* **What the task requires**:
Could you rewrite every row below, swapping "保育员" for "幼儿教师" and leaving everything else as it is?

* **Task inputs**:
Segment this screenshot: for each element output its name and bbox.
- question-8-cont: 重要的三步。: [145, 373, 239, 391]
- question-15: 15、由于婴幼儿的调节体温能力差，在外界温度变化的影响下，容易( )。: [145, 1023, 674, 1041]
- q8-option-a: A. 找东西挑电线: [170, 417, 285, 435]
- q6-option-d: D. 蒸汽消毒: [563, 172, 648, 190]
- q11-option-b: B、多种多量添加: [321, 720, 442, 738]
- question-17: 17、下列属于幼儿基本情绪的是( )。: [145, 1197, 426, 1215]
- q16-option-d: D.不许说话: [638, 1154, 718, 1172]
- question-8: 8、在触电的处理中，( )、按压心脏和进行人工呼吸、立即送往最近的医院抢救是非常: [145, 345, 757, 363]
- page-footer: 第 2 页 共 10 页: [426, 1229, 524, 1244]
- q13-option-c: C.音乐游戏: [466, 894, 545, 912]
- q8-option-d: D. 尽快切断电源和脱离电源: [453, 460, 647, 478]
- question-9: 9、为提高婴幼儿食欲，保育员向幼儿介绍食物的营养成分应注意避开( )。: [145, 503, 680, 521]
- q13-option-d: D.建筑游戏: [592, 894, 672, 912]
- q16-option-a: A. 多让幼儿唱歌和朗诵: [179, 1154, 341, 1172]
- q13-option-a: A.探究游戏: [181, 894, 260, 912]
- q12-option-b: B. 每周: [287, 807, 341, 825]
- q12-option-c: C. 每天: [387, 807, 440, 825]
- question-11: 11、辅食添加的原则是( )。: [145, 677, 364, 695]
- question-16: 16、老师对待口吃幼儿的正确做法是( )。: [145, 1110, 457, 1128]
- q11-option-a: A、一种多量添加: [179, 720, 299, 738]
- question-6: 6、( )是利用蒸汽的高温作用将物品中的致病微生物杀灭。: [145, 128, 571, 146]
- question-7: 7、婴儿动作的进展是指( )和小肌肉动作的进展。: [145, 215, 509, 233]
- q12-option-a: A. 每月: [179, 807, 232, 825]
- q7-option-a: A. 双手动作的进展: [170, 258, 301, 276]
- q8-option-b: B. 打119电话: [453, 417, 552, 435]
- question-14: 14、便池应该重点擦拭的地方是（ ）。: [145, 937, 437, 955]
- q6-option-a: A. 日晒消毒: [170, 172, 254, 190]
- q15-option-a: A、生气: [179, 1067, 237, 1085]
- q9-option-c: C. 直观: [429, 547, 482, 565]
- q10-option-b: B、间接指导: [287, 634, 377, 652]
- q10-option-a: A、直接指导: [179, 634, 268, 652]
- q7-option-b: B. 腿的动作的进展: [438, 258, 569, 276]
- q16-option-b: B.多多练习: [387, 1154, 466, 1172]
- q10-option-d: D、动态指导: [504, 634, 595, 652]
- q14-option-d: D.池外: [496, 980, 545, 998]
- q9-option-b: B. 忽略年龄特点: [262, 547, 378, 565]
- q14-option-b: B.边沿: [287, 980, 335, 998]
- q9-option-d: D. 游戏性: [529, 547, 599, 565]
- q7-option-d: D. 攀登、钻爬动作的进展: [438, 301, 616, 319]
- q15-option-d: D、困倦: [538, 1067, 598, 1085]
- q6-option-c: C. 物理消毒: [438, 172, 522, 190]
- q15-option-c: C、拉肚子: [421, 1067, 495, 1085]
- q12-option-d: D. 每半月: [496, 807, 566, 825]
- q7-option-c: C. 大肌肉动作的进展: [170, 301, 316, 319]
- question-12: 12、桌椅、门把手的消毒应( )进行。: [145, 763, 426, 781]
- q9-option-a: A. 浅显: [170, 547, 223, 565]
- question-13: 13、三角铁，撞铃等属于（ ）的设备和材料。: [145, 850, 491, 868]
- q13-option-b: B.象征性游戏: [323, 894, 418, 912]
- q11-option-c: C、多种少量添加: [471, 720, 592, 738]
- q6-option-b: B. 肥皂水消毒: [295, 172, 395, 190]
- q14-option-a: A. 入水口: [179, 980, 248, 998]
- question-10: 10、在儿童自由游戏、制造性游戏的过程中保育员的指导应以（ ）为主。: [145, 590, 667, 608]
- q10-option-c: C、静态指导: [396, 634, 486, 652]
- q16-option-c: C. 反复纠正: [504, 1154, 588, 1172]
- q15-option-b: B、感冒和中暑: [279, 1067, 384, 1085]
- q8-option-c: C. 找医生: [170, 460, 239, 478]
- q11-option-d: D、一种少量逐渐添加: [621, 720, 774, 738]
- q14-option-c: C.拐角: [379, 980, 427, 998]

* **Expected answer**:
Segment this screenshot: for each element output its name and bbox.
- question-8-cont: 重要的三步。: [145, 373, 239, 391]
- question-15: 15、由于婴幼儿的调节体温能力差，在外界温度变化的影响下，容易( )。: [145, 1023, 674, 1041]
- q8-option-a: A. 找东西挑电线: [170, 417, 285, 435]
- q6-option-d: D. 蒸汽消毒: [563, 172, 648, 190]
- q11-option-b: B、多种多量添加: [321, 720, 442, 738]
- question-17: 17、下列属于幼儿基本情绪的是( )。: [145, 1197, 426, 1215]
- q16-option-d: D.不许说话: [638, 1154, 718, 1172]
- question-8: 8、在触电的处理中，( )、按压心脏和进行人工呼吸、立即送往最近的医院抢救是非常: [145, 345, 757, 363]
- page-footer: 第 2 页 共 10 页: [426, 1229, 524, 1244]
- q13-option-c: C.音乐游戏: [466, 894, 545, 912]
- q8-option-d: D. 尽快切断电源和脱离电源: [453, 460, 647, 478]
- question-9: 9、为提高婴幼儿食欲，幼儿教师向幼儿介绍食物的营养成分应注意避开( )。: [145, 503, 680, 521]
- q13-option-d: D.建筑游戏: [592, 894, 672, 912]
- q16-option-a: A. 多让幼儿唱歌和朗诵: [179, 1154, 341, 1172]
- q13-option-a: A.探究游戏: [181, 894, 260, 912]
- q12-option-b: B. 每周: [287, 807, 341, 825]
- q12-option-c: C. 每天: [387, 807, 440, 825]
- question-11: 11、辅食添加的原则是( )。: [145, 677, 364, 695]
- question-16: 16、老师对待口吃幼儿的正确做法是( )。: [145, 1110, 457, 1128]
- q11-option-a: A、一种多量添加: [179, 720, 299, 738]
- question-6: 6、( )是利用蒸汽的高温作用将物品中的致病微生物杀灭。: [145, 128, 571, 146]
- question-7: 7、婴儿动作的进展是指( )和小肌肉动作的进展。: [145, 215, 509, 233]
- q12-option-a: A. 每月: [179, 807, 232, 825]
- q7-option-a: A. 双手动作的进展: [170, 258, 301, 276]
- q8-option-b: B. 打119电话: [453, 417, 552, 435]
- question-14: 14、便池应该重点擦拭的地方是（ ）。: [145, 937, 437, 955]
- q6-option-a: A. 日晒消毒: [170, 172, 254, 190]
- q15-option-a: A、生气: [179, 1067, 237, 1085]
- q9-option-c: C. 直观: [429, 547, 482, 565]
- q10-option-b: B、间接指导: [287, 634, 377, 652]
- q10-option-a: A、直接指导: [179, 634, 268, 652]
- q7-option-b: B. 腿的动作的进展: [438, 258, 569, 276]
- q16-option-b: B.多多练习: [387, 1154, 466, 1172]
- q10-option-d: D、动态指导: [504, 634, 595, 652]
- q14-option-d: D.池外: [496, 980, 545, 998]
- q9-option-b: B. 忽略年龄特点: [262, 547, 378, 565]
- q14-option-b: B.边沿: [287, 980, 335, 998]
- q9-option-d: D. 游戏性: [529, 547, 599, 565]
- q7-option-d: D. 攀登、钻爬动作的进展: [438, 301, 616, 319]
- q15-option-d: D、困倦: [538, 1067, 598, 1085]
- q6-option-c: C. 物理消毒: [438, 172, 522, 190]
- q15-option-c: C、拉肚子: [421, 1067, 495, 1085]
- q12-option-d: D. 每半月: [496, 807, 566, 825]
- q7-option-c: C. 大肌肉动作的进展: [170, 301, 316, 319]
- question-12: 12、桌椅、门把手的消毒应( )进行。: [145, 763, 426, 781]
- q9-option-a: A. 浅显: [170, 547, 223, 565]
- question-13: 13、三角铁，撞铃等属于（ ）的设备和材料。: [145, 850, 491, 868]
- q13-option-b: B.象征性游戏: [323, 894, 418, 912]
- q11-option-c: C、多种少量添加: [471, 720, 592, 738]
- q6-option-b: B. 肥皂水消毒: [295, 172, 395, 190]
- q14-option-a: A. 入水口: [179, 980, 248, 998]
- question-10: 10、在儿童自由游戏、制造性游戏的过程中幼儿教师的指导应以（ ）为主。: [145, 590, 667, 608]
- q10-option-c: C、静态指导: [396, 634, 486, 652]
- q16-option-c: C. 反复纠正: [504, 1154, 588, 1172]
- q15-option-b: B、感冒和中暑: [279, 1067, 384, 1085]
- q8-option-c: C. 找医生: [170, 460, 239, 478]
- q11-option-d: D、一种少量逐渐添加: [621, 720, 774, 738]
- q14-option-c: C.拐角: [379, 980, 427, 998]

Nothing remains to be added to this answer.